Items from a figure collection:

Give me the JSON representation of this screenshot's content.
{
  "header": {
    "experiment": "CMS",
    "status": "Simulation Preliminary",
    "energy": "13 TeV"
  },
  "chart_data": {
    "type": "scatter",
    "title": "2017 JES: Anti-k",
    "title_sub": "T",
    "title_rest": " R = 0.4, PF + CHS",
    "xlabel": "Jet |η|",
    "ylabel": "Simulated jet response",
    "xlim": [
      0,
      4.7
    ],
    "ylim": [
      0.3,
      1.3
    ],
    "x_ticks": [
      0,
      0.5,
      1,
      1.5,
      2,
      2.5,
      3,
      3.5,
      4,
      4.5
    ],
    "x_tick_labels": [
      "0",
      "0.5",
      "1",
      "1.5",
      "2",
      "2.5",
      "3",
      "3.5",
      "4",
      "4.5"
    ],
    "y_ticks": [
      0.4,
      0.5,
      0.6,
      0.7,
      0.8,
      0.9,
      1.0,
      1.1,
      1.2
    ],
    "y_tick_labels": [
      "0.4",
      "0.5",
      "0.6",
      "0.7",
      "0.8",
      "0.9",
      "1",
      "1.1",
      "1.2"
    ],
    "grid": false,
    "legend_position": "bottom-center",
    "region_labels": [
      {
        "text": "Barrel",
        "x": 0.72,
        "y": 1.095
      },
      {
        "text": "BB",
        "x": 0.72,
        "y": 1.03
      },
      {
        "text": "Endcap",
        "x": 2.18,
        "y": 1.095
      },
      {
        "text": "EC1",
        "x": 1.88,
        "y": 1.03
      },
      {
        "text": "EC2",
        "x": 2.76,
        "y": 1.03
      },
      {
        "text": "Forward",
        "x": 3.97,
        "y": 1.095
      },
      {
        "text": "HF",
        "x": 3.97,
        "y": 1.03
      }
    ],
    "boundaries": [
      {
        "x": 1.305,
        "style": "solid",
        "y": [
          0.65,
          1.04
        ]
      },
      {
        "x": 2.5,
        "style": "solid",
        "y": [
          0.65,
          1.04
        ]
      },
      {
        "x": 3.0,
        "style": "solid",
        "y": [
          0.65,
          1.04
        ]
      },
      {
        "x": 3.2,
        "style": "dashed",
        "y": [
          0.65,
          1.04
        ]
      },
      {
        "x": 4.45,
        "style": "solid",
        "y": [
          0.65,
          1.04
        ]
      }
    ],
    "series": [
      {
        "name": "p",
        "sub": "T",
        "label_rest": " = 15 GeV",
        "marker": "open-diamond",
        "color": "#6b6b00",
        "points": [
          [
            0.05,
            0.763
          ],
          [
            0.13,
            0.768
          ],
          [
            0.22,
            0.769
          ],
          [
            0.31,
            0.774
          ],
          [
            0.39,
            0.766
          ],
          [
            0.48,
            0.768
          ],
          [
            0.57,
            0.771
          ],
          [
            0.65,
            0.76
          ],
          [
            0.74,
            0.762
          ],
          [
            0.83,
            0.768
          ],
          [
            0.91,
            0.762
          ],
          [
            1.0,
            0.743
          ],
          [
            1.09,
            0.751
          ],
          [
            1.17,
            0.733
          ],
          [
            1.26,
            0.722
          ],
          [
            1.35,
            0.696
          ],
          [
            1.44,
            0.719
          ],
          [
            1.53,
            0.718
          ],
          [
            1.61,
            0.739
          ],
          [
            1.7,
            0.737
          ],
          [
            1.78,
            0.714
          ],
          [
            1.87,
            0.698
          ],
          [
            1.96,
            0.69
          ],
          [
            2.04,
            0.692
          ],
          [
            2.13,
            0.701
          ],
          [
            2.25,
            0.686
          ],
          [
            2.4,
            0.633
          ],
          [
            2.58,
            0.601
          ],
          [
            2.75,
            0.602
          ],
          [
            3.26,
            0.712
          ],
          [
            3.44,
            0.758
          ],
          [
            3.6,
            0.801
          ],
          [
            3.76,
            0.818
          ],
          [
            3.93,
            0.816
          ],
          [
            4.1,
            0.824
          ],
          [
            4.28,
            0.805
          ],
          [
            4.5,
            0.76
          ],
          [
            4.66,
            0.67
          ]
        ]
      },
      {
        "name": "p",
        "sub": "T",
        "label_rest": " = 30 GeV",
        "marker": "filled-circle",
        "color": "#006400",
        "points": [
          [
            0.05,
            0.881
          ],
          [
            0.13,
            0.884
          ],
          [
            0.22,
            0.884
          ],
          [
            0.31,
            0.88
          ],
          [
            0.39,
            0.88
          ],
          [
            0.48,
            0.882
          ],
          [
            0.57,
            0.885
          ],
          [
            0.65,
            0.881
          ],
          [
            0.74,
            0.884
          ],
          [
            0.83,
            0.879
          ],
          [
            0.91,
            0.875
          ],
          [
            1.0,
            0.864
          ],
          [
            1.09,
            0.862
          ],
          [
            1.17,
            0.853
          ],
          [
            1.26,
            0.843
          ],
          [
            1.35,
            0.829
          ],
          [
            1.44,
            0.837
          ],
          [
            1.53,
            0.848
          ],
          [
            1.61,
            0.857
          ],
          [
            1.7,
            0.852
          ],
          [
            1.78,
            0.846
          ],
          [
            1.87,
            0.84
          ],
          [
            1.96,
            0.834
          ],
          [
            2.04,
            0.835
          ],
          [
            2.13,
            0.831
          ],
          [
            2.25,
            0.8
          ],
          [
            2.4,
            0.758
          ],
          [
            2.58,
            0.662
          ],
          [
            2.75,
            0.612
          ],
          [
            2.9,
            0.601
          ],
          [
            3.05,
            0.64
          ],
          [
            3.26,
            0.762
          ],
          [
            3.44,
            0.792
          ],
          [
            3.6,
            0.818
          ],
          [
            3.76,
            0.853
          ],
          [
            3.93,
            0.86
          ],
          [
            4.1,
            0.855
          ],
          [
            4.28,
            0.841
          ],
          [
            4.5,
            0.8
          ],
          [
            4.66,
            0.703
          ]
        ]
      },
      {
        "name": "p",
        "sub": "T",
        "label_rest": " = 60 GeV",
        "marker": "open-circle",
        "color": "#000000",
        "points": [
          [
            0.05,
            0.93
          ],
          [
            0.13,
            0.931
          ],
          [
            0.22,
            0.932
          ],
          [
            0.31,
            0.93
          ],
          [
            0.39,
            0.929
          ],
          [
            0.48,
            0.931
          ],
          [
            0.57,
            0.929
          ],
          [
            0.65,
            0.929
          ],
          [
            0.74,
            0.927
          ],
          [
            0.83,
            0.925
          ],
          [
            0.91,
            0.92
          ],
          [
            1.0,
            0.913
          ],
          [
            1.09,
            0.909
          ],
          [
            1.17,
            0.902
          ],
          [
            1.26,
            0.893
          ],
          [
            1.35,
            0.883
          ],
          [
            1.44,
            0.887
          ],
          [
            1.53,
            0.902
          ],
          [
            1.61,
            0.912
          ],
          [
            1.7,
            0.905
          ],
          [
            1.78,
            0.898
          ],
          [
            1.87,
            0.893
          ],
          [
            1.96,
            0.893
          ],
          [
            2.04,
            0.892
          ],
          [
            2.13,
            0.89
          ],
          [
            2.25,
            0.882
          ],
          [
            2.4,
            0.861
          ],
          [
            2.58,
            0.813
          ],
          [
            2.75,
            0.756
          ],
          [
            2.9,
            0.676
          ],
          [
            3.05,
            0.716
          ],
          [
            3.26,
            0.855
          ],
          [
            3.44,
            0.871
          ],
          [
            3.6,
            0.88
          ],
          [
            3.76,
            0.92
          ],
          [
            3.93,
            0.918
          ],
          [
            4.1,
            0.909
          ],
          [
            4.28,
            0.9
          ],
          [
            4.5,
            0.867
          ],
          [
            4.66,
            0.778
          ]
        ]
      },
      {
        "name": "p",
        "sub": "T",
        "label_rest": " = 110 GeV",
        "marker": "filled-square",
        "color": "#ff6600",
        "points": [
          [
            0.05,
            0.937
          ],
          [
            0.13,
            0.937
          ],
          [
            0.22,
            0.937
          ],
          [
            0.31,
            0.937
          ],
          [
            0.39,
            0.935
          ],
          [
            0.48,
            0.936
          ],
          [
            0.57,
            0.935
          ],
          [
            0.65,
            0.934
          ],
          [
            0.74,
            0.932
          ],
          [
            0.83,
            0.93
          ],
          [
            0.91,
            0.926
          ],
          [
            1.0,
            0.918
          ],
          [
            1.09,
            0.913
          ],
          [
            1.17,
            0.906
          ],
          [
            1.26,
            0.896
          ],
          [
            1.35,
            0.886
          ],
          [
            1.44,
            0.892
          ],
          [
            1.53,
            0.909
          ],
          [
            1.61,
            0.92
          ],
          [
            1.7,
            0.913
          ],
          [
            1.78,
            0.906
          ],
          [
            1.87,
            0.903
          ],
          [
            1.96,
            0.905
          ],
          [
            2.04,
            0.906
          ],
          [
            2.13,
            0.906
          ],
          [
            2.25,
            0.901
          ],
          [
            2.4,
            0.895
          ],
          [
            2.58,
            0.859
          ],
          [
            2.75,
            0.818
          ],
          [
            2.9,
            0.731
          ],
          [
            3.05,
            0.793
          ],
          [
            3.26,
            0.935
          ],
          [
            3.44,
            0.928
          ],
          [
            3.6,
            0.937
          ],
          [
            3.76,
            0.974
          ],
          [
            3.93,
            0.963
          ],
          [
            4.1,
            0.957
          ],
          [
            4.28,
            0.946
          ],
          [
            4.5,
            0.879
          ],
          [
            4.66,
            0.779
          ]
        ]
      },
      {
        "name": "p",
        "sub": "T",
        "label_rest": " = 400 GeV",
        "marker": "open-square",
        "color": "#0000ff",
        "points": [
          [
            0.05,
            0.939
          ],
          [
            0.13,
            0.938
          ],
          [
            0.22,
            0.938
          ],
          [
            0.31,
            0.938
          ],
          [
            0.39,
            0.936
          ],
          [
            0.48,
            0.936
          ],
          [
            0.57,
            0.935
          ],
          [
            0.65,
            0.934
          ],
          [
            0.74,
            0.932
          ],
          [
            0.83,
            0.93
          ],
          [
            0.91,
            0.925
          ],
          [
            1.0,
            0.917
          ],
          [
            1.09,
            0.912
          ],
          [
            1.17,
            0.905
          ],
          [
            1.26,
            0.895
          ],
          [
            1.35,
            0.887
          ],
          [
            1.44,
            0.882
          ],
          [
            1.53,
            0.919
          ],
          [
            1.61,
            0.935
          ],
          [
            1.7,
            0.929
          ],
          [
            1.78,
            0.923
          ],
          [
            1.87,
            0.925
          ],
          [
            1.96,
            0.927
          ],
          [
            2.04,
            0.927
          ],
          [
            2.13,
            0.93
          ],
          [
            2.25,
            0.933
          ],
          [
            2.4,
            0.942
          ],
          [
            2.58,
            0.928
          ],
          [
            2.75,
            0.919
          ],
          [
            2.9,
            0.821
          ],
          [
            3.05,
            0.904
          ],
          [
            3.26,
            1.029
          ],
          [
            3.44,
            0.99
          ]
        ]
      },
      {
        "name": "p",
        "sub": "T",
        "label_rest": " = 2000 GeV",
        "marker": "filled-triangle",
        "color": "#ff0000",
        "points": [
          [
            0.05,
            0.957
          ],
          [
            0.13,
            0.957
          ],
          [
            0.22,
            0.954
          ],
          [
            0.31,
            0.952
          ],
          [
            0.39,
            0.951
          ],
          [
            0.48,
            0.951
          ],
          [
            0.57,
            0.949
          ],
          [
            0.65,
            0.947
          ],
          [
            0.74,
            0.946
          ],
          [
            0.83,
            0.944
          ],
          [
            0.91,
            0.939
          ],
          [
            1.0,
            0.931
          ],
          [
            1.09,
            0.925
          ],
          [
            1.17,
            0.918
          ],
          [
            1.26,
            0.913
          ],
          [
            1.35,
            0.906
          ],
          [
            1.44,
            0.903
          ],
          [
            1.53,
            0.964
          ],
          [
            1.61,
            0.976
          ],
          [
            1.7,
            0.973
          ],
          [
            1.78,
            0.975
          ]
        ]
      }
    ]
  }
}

WHAT YOU ARE ASKED TO DO | From the listing above, copy out each line where the word "circle" appears.

CORRECT RESULT |
        "marker": "filled-circle",
        "marker": "open-circle",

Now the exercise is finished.